- EXERCISE -
Transcribe the full listing exactly, and drop every picture.

- Records that describe figures -
┌──

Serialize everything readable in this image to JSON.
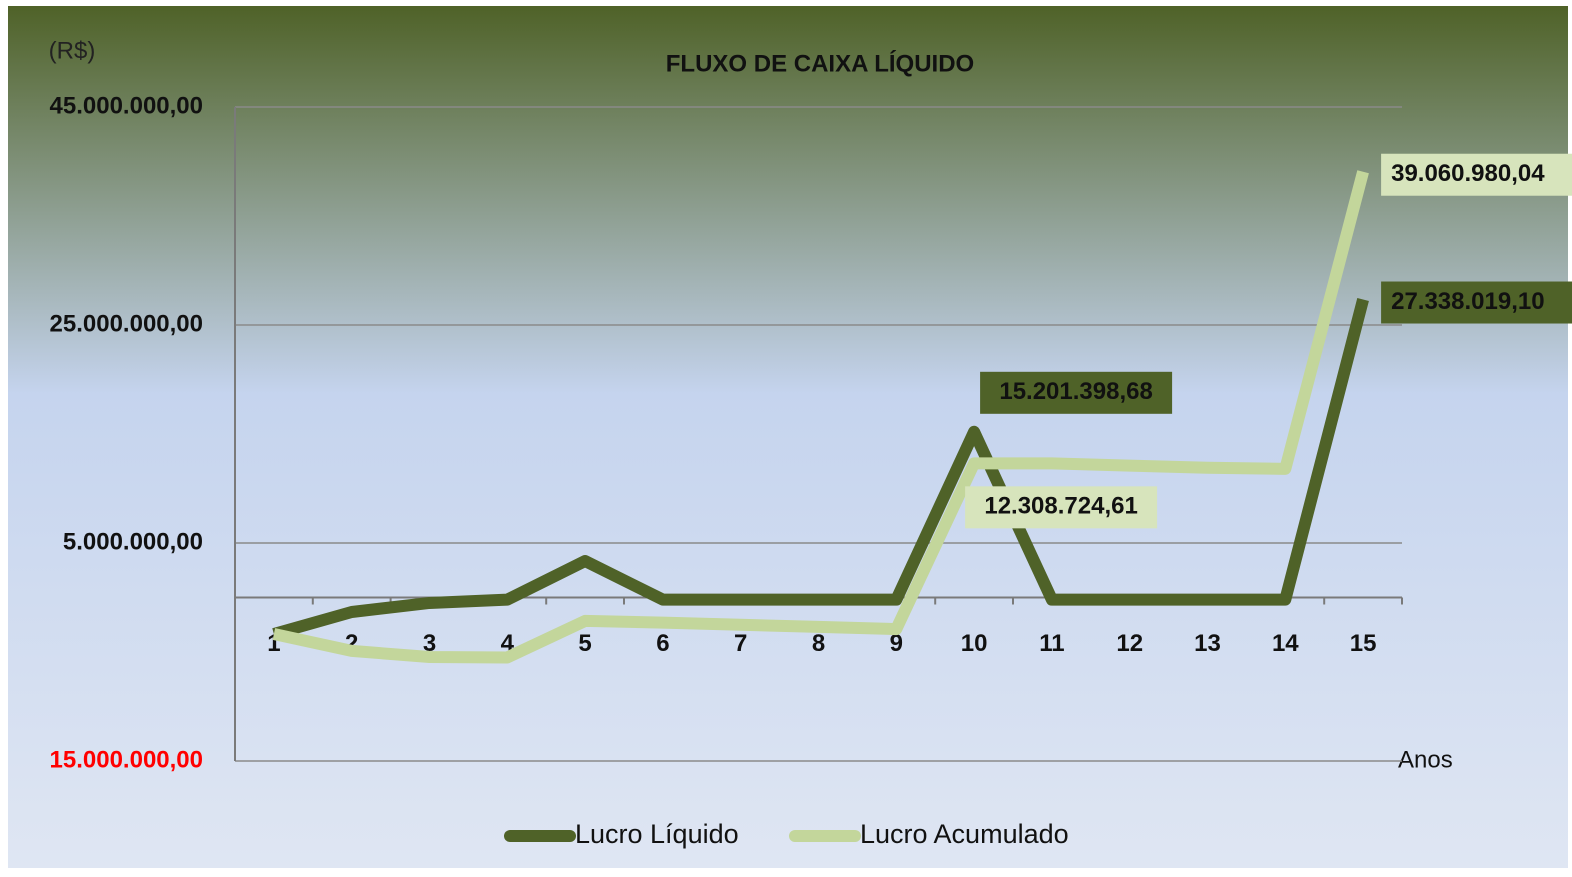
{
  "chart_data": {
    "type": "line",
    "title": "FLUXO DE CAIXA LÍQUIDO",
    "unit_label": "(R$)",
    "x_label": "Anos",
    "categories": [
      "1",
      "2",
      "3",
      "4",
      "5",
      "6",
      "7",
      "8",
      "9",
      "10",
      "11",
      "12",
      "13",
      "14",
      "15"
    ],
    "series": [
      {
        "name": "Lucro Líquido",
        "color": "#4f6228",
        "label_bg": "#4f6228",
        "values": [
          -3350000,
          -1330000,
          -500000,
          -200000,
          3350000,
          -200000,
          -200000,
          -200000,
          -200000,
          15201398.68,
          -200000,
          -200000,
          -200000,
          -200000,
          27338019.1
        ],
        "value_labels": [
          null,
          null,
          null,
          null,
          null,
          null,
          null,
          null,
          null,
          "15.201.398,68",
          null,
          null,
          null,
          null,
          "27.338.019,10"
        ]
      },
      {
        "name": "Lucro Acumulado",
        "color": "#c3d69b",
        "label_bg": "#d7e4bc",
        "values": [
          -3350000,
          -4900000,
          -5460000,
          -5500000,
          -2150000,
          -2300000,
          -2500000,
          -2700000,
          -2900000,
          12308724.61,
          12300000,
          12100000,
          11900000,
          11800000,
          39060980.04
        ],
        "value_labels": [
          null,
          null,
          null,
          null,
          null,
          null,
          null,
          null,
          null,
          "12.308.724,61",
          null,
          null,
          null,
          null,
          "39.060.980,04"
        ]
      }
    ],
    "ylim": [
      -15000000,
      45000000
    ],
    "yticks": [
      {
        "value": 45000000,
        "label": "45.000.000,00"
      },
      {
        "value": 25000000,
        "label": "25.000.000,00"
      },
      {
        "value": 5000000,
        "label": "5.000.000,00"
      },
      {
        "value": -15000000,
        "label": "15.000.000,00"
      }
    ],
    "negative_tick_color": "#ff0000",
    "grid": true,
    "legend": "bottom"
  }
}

└──

- REPLY -
Serialize everything readable in this image to JSON.
{
  "chart_data": {
    "type": "line",
    "title": "FLUXO DE CAIXA LÍQUIDO",
    "unit_label": "(R$)",
    "x_label": "Anos",
    "categories": [
      "1",
      "2",
      "3",
      "4",
      "5",
      "6",
      "7",
      "8",
      "9",
      "10",
      "11",
      "12",
      "13",
      "14",
      "15"
    ],
    "series": [
      {
        "name": "Lucro Líquido",
        "color": "#4f6228",
        "label_bg": "#4f6228",
        "values": [
          -3350000,
          -1330000,
          -500000,
          -200000,
          3350000,
          -200000,
          -200000,
          -200000,
          -200000,
          15201398.68,
          -200000,
          -200000,
          -200000,
          -200000,
          27338019.1
        ],
        "value_labels": [
          null,
          null,
          null,
          null,
          null,
          null,
          null,
          null,
          null,
          "15.201.398,68",
          null,
          null,
          null,
          null,
          "27.338.019,10"
        ]
      },
      {
        "name": "Lucro Acumulado",
        "color": "#c3d69b",
        "label_bg": "#d7e4bc",
        "values": [
          -3350000,
          -4900000,
          -5460000,
          -5500000,
          -2150000,
          -2300000,
          -2500000,
          -2700000,
          -2900000,
          12308724.61,
          12300000,
          12100000,
          11900000,
          11800000,
          39060980.04
        ],
        "value_labels": [
          null,
          null,
          null,
          null,
          null,
          null,
          null,
          null,
          null,
          "12.308.724,61",
          null,
          null,
          null,
          null,
          "39.060.980,04"
        ]
      }
    ],
    "ylim": [
      -15000000,
      45000000
    ],
    "yticks": [
      {
        "value": 45000000,
        "label": "45.000.000,00"
      },
      {
        "value": 25000000,
        "label": "25.000.000,00"
      },
      {
        "value": 5000000,
        "label": "5.000.000,00"
      },
      {
        "value": -15000000,
        "label": "15.000.000,00"
      }
    ],
    "negative_tick_color": "#ff0000",
    "grid": true,
    "legend": "bottom"
  }
}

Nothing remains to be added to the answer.